* YOUR OBJECTIVE:
Every record should be repeated exactly, except that pictures are left out.

Records from a collection of figures:
○ ○ ○ ○ ○ ○ ○

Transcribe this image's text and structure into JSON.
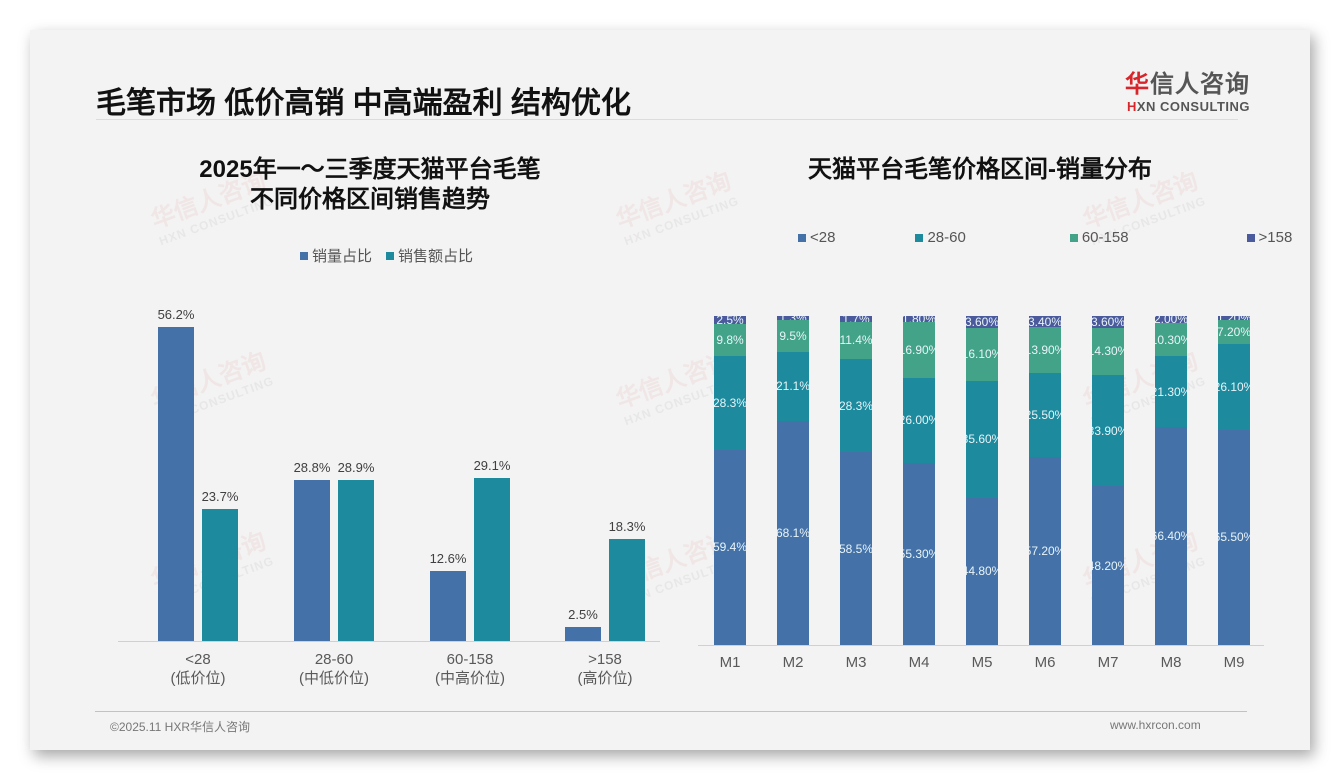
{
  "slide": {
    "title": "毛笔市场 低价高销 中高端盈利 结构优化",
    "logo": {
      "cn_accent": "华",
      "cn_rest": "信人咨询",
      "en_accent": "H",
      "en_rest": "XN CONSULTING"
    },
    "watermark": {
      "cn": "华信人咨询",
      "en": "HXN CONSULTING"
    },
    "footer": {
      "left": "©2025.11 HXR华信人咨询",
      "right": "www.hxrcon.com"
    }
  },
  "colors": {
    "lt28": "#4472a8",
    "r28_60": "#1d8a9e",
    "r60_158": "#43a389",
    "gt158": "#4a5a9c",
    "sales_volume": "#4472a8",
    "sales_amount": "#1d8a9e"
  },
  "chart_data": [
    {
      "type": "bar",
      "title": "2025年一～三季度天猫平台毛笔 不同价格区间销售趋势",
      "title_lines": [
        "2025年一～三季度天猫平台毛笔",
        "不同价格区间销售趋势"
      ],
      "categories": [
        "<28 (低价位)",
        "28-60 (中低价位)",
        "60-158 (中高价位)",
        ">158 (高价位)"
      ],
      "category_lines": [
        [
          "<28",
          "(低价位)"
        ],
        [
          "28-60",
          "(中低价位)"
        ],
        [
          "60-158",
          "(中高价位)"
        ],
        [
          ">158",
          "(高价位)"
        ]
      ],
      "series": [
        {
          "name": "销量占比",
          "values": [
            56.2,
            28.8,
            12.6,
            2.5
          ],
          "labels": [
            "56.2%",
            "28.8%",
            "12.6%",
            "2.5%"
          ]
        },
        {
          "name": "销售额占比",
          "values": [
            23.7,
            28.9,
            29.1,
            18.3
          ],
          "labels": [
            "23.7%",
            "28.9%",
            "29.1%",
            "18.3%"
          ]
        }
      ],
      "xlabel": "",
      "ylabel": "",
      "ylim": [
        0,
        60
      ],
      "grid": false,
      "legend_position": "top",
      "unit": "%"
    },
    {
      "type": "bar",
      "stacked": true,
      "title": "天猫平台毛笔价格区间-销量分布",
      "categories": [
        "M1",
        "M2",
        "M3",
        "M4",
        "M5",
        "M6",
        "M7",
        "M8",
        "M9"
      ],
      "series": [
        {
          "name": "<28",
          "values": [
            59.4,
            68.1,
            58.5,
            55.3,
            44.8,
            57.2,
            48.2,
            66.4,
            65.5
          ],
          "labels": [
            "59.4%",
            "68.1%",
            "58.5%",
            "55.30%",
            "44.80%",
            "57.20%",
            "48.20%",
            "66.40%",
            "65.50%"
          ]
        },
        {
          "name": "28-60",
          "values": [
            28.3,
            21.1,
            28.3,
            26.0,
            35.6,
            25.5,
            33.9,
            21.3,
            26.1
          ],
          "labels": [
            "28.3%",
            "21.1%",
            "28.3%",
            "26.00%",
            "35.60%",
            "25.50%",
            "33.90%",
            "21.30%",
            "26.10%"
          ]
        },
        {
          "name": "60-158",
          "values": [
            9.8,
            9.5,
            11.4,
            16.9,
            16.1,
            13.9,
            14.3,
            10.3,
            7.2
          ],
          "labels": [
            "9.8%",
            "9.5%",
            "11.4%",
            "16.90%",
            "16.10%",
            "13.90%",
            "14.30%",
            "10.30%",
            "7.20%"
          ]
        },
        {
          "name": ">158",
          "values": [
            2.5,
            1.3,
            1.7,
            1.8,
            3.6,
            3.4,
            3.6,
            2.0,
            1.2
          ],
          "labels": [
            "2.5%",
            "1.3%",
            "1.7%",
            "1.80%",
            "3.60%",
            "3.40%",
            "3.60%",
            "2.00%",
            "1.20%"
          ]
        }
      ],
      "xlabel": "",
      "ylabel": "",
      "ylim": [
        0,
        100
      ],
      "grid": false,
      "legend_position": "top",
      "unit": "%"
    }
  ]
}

○ ○ ○ ○ ○ ○ ○

* FINAL ANSWER:
Transcribe this image's text and structure into JSON.
{
  "slide": {
    "title": "毛笔市场 低价高销 中高端盈利 结构优化",
    "logo": {
      "cn_accent": "华",
      "cn_rest": "信人咨询",
      "en_accent": "H",
      "en_rest": "XN CONSULTING"
    },
    "watermark": {
      "cn": "华信人咨询",
      "en": "HXN CONSULTING"
    },
    "footer": {
      "left": "©2025.11 HXR华信人咨询",
      "right": "www.hxrcon.com"
    }
  },
  "colors": {
    "lt28": "#4472a8",
    "r28_60": "#1d8a9e",
    "r60_158": "#43a389",
    "gt158": "#4a5a9c",
    "sales_volume": "#4472a8",
    "sales_amount": "#1d8a9e"
  },
  "chart_data": [
    {
      "type": "bar",
      "title": "2025年一～三季度天猫平台毛笔 不同价格区间销售趋势",
      "title_lines": [
        "2025年一～三季度天猫平台毛笔",
        "不同价格区间销售趋势"
      ],
      "categories": [
        "<28 (低价位)",
        "28-60 (中低价位)",
        "60-158 (中高价位)",
        ">158 (高价位)"
      ],
      "category_lines": [
        [
          "<28",
          "(低价位)"
        ],
        [
          "28-60",
          "(中低价位)"
        ],
        [
          "60-158",
          "(中高价位)"
        ],
        [
          ">158",
          "(高价位)"
        ]
      ],
      "series": [
        {
          "name": "销量占比",
          "values": [
            56.2,
            28.8,
            12.6,
            2.5
          ],
          "labels": [
            "56.2%",
            "28.8%",
            "12.6%",
            "2.5%"
          ]
        },
        {
          "name": "销售额占比",
          "values": [
            23.7,
            28.9,
            29.1,
            18.3
          ],
          "labels": [
            "23.7%",
            "28.9%",
            "29.1%",
            "18.3%"
          ]
        }
      ],
      "xlabel": "",
      "ylabel": "",
      "ylim": [
        0,
        60
      ],
      "grid": false,
      "legend_position": "top",
      "unit": "%"
    },
    {
      "type": "bar",
      "stacked": true,
      "title": "天猫平台毛笔价格区间-销量分布",
      "categories": [
        "M1",
        "M2",
        "M3",
        "M4",
        "M5",
        "M6",
        "M7",
        "M8",
        "M9"
      ],
      "series": [
        {
          "name": "<28",
          "values": [
            59.4,
            68.1,
            58.5,
            55.3,
            44.8,
            57.2,
            48.2,
            66.4,
            65.5
          ],
          "labels": [
            "59.4%",
            "68.1%",
            "58.5%",
            "55.30%",
            "44.80%",
            "57.20%",
            "48.20%",
            "66.40%",
            "65.50%"
          ]
        },
        {
          "name": "28-60",
          "values": [
            28.3,
            21.1,
            28.3,
            26.0,
            35.6,
            25.5,
            33.9,
            21.3,
            26.1
          ],
          "labels": [
            "28.3%",
            "21.1%",
            "28.3%",
            "26.00%",
            "35.60%",
            "25.50%",
            "33.90%",
            "21.30%",
            "26.10%"
          ]
        },
        {
          "name": "60-158",
          "values": [
            9.8,
            9.5,
            11.4,
            16.9,
            16.1,
            13.9,
            14.3,
            10.3,
            7.2
          ],
          "labels": [
            "9.8%",
            "9.5%",
            "11.4%",
            "16.90%",
            "16.10%",
            "13.90%",
            "14.30%",
            "10.30%",
            "7.20%"
          ]
        },
        {
          "name": ">158",
          "values": [
            2.5,
            1.3,
            1.7,
            1.8,
            3.6,
            3.4,
            3.6,
            2.0,
            1.2
          ],
          "labels": [
            "2.5%",
            "1.3%",
            "1.7%",
            "1.80%",
            "3.60%",
            "3.40%",
            "3.60%",
            "2.00%",
            "1.20%"
          ]
        }
      ],
      "xlabel": "",
      "ylabel": "",
      "ylim": [
        0,
        100
      ],
      "grid": false,
      "legend_position": "top",
      "unit": "%"
    }
  ]
}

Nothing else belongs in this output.